Set down each line of the material that follows, exactly, with no pictures.

Data entries for graphics
—————
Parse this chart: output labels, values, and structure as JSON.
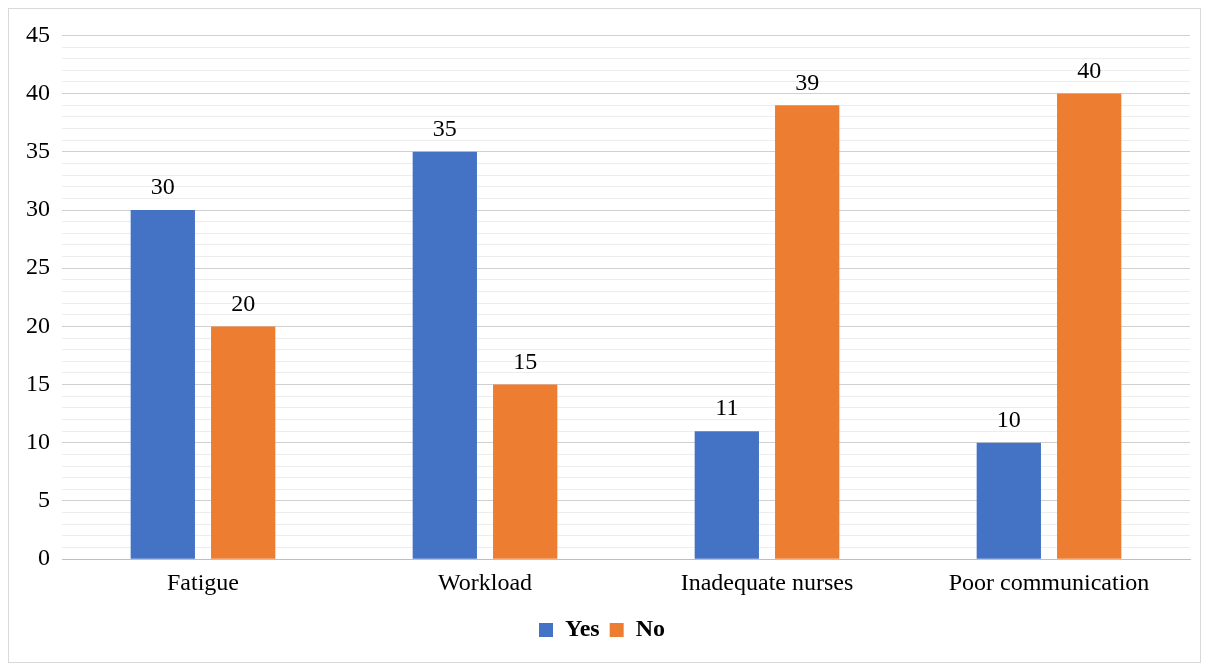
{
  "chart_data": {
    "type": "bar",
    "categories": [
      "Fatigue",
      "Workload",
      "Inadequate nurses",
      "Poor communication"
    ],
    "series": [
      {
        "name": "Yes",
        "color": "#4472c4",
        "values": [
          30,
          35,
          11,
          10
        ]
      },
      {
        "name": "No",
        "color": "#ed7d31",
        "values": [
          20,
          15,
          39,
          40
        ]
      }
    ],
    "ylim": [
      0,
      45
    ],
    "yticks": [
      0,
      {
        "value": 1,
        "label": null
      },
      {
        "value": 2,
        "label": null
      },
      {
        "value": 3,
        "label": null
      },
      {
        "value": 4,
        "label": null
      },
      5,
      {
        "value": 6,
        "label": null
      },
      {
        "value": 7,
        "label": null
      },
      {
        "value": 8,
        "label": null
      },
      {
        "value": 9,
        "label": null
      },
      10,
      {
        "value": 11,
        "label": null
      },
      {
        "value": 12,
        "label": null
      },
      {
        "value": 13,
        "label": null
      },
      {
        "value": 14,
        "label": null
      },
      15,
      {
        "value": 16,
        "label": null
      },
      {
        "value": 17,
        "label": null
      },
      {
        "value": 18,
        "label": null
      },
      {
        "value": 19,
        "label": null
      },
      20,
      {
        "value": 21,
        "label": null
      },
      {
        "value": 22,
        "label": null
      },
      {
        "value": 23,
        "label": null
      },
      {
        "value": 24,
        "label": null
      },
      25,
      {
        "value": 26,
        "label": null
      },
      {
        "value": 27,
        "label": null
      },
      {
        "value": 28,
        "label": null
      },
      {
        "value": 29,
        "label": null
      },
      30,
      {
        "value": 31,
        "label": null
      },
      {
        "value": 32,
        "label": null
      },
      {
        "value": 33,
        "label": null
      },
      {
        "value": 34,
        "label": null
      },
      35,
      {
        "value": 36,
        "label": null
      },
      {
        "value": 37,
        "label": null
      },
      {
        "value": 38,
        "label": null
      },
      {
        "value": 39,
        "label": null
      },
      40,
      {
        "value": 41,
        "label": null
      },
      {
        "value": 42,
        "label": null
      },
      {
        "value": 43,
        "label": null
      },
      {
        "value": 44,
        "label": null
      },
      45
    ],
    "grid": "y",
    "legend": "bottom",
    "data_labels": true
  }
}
—————
- TASK OUTPUT -
Parse this chart: output labels, values, and structure as JSON.
{
  "chart_data": {
    "type": "bar",
    "categories": [
      "Fatigue",
      "Workload",
      "Inadequate nurses",
      "Poor communication"
    ],
    "series": [
      {
        "name": "Yes",
        "color": "#4472c4",
        "values": [
          30,
          35,
          11,
          10
        ]
      },
      {
        "name": "No",
        "color": "#ed7d31",
        "values": [
          20,
          15,
          39,
          40
        ]
      }
    ],
    "ylim": [
      0,
      45
    ],
    "yticks": [
      0,
      {
        "value": 1,
        "label": null
      },
      {
        "value": 2,
        "label": null
      },
      {
        "value": 3,
        "label": null
      },
      {
        "value": 4,
        "label": null
      },
      5,
      {
        "value": 6,
        "label": null
      },
      {
        "value": 7,
        "label": null
      },
      {
        "value": 8,
        "label": null
      },
      {
        "value": 9,
        "label": null
      },
      10,
      {
        "value": 11,
        "label": null
      },
      {
        "value": 12,
        "label": null
      },
      {
        "value": 13,
        "label": null
      },
      {
        "value": 14,
        "label": null
      },
      15,
      {
        "value": 16,
        "label": null
      },
      {
        "value": 17,
        "label": null
      },
      {
        "value": 18,
        "label": null
      },
      {
        "value": 19,
        "label": null
      },
      20,
      {
        "value": 21,
        "label": null
      },
      {
        "value": 22,
        "label": null
      },
      {
        "value": 23,
        "label": null
      },
      {
        "value": 24,
        "label": null
      },
      25,
      {
        "value": 26,
        "label": null
      },
      {
        "value": 27,
        "label": null
      },
      {
        "value": 28,
        "label": null
      },
      {
        "value": 29,
        "label": null
      },
      30,
      {
        "value": 31,
        "label": null
      },
      {
        "value": 32,
        "label": null
      },
      {
        "value": 33,
        "label": null
      },
      {
        "value": 34,
        "label": null
      },
      35,
      {
        "value": 36,
        "label": null
      },
      {
        "value": 37,
        "label": null
      },
      {
        "value": 38,
        "label": null
      },
      {
        "value": 39,
        "label": null
      },
      40,
      {
        "value": 41,
        "label": null
      },
      {
        "value": 42,
        "label": null
      },
      {
        "value": 43,
        "label": null
      },
      {
        "value": 44,
        "label": null
      },
      45
    ],
    "grid": "y",
    "legend": "bottom",
    "data_labels": true
  }
}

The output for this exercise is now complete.